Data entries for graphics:
------------------------------------------------------------------------
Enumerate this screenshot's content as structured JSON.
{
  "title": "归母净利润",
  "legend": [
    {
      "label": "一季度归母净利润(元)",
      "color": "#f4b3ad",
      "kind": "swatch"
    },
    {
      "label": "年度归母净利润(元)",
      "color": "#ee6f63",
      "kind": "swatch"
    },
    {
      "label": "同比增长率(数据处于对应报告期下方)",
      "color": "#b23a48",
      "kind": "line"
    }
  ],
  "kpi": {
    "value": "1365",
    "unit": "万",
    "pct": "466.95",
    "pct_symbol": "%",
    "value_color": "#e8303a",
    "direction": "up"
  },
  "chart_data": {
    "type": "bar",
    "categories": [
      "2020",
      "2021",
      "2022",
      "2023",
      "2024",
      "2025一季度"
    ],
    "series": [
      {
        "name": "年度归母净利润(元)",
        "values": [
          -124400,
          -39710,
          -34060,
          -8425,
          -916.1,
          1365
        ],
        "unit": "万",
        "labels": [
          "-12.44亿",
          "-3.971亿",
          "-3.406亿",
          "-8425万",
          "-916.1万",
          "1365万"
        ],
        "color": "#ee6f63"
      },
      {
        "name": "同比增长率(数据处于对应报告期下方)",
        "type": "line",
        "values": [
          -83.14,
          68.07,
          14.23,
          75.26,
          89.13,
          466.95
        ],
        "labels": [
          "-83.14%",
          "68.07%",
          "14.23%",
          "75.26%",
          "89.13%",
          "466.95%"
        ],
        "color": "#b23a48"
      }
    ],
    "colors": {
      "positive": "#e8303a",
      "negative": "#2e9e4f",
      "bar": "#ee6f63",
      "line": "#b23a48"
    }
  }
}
------------------------------------------------------------------------
Transcribe the whole listing with nothing added or left out.

Enumerate this screenshot's content as structured JSON.
{
  "title": "归母净利润",
  "legend": [
    {
      "label": "一季度归母净利润(元)",
      "color": "#f4b3ad",
      "kind": "swatch"
    },
    {
      "label": "年度归母净利润(元)",
      "color": "#ee6f63",
      "kind": "swatch"
    },
    {
      "label": "同比增长率(数据处于对应报告期下方)",
      "color": "#b23a48",
      "kind": "line"
    }
  ],
  "kpi": {
    "value": "1365",
    "unit": "万",
    "pct": "466.95",
    "pct_symbol": "%",
    "value_color": "#e8303a",
    "direction": "up"
  },
  "chart_data": {
    "type": "bar",
    "categories": [
      "2020",
      "2021",
      "2022",
      "2023",
      "2024",
      "2025一季度"
    ],
    "series": [
      {
        "name": "年度归母净利润(元)",
        "values": [
          -124400,
          -39710,
          -34060,
          -8425,
          -916.1,
          1365
        ],
        "unit": "万",
        "labels": [
          "-12.44亿",
          "-3.971亿",
          "-3.406亿",
          "-8425万",
          "-916.1万",
          "1365万"
        ],
        "color": "#ee6f63"
      },
      {
        "name": "同比增长率(数据处于对应报告期下方)",
        "type": "line",
        "values": [
          -83.14,
          68.07,
          14.23,
          75.26,
          89.13,
          466.95
        ],
        "labels": [
          "-83.14%",
          "68.07%",
          "14.23%",
          "75.26%",
          "89.13%",
          "466.95%"
        ],
        "color": "#b23a48"
      }
    ],
    "colors": {
      "positive": "#e8303a",
      "negative": "#2e9e4f",
      "bar": "#ee6f63",
      "line": "#b23a48"
    }
  }
}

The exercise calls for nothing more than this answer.